■ **Stored entries**:
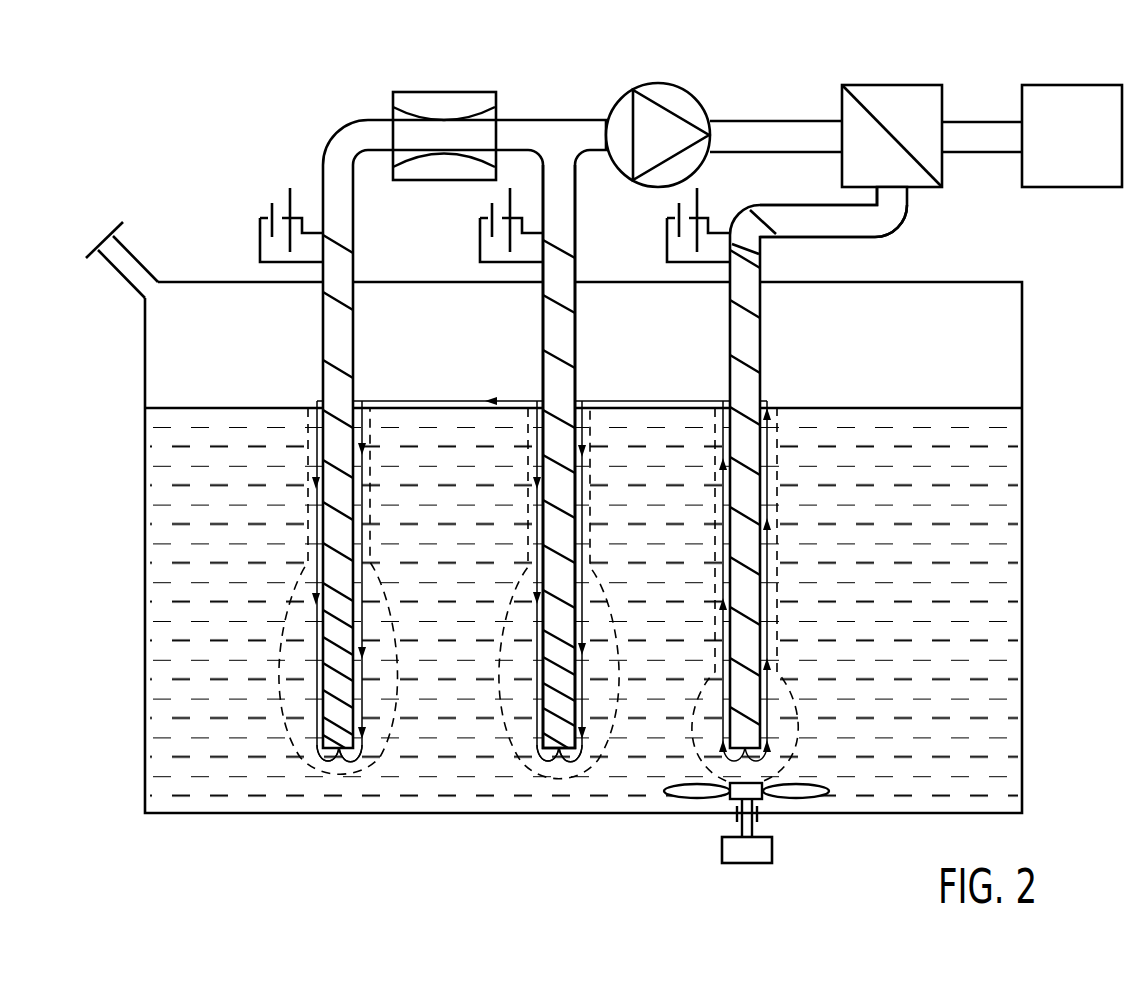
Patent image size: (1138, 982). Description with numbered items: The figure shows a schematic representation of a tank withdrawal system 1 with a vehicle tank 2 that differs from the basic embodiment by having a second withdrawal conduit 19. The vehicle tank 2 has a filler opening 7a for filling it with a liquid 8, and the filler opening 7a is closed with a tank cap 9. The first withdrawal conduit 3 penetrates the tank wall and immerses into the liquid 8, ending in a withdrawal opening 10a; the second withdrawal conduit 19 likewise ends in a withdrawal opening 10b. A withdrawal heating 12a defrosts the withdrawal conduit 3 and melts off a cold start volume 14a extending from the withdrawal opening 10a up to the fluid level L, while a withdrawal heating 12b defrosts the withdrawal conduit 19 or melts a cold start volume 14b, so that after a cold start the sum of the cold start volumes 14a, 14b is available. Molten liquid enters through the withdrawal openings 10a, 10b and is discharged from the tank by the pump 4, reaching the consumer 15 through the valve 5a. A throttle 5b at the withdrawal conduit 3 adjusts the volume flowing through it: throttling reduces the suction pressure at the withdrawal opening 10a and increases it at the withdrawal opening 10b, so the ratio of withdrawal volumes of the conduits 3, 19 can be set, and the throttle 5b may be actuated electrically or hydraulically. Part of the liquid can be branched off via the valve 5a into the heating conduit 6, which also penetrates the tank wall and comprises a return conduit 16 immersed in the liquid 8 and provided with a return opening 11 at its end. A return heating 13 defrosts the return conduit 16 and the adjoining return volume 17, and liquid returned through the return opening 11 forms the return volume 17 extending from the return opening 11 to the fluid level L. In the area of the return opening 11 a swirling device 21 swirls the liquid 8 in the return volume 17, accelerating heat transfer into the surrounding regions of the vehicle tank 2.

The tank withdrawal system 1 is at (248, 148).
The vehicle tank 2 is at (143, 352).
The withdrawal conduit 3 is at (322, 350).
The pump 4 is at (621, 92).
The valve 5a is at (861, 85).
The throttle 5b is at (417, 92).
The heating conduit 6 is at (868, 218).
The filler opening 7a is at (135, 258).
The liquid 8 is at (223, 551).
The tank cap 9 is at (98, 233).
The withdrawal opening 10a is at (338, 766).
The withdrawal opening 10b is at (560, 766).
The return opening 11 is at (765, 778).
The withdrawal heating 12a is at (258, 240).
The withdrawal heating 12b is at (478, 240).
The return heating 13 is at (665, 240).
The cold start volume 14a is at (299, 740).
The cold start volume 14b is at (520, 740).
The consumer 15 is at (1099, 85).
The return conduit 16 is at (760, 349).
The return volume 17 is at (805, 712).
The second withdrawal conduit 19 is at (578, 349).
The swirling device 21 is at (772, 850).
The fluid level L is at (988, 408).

---

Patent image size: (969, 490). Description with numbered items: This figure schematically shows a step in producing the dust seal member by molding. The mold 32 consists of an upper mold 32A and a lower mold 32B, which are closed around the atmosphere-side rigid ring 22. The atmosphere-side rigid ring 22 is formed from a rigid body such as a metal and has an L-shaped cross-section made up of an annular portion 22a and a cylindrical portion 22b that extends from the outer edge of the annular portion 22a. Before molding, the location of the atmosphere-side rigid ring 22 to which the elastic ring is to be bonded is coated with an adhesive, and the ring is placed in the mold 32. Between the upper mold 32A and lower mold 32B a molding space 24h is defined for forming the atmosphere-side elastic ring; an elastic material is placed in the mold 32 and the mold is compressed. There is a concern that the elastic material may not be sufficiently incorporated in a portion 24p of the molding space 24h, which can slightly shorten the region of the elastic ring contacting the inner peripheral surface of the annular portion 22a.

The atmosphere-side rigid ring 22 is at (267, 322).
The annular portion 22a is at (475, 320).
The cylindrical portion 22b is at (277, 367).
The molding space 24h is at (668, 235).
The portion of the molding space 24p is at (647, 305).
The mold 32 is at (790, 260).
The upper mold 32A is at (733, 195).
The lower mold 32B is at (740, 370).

■ **EXERCISE INSTRUCTIONS**: Render the rows from the line with "Patent image size: (969, 490)." to the line with "The atmosphere-side rigid ring 22 is at" as a numbered list, omitting blank lines.

■ **SOLVED PROBLEM**:
1. Patent image size: (969, 490). Description with numbered items: This figure schematically shows a step in producing the dust seal member by molding. The mold 32 consists of an upper mold 32A and a lower mold 32B, which are closed around the atmosphere-side rigid ring 22. The atmosphere-side rigid ring 22 is formed from a rigid body such as a metal and has an L-shaped cross-section made up of an annular portion 22a and a cylindrical portion 22b that extends from the outer edge of the annular portion 22a. Before molding, the location of the atmosphere-side rigid ring 22 to which the elastic ring is to be bonded is coated with an adhesive, and the ring is placed in the mold 32. Between the upper mold 32A and lower mold 32B a molding space 24h is defined for forming the atmosphere-side elastic ring; an elastic material is placed in the mold 32 and the mold is compressed. There is a concern that the elastic material may not be sufficiently incorporated in a portion 24p of the molding space 24h, which can slightly shorten the region of the elastic ring contacting the inner peripheral surface of the annular portion 22a.
2. The atmosphere-side rigid ring 22 is at (267, 322).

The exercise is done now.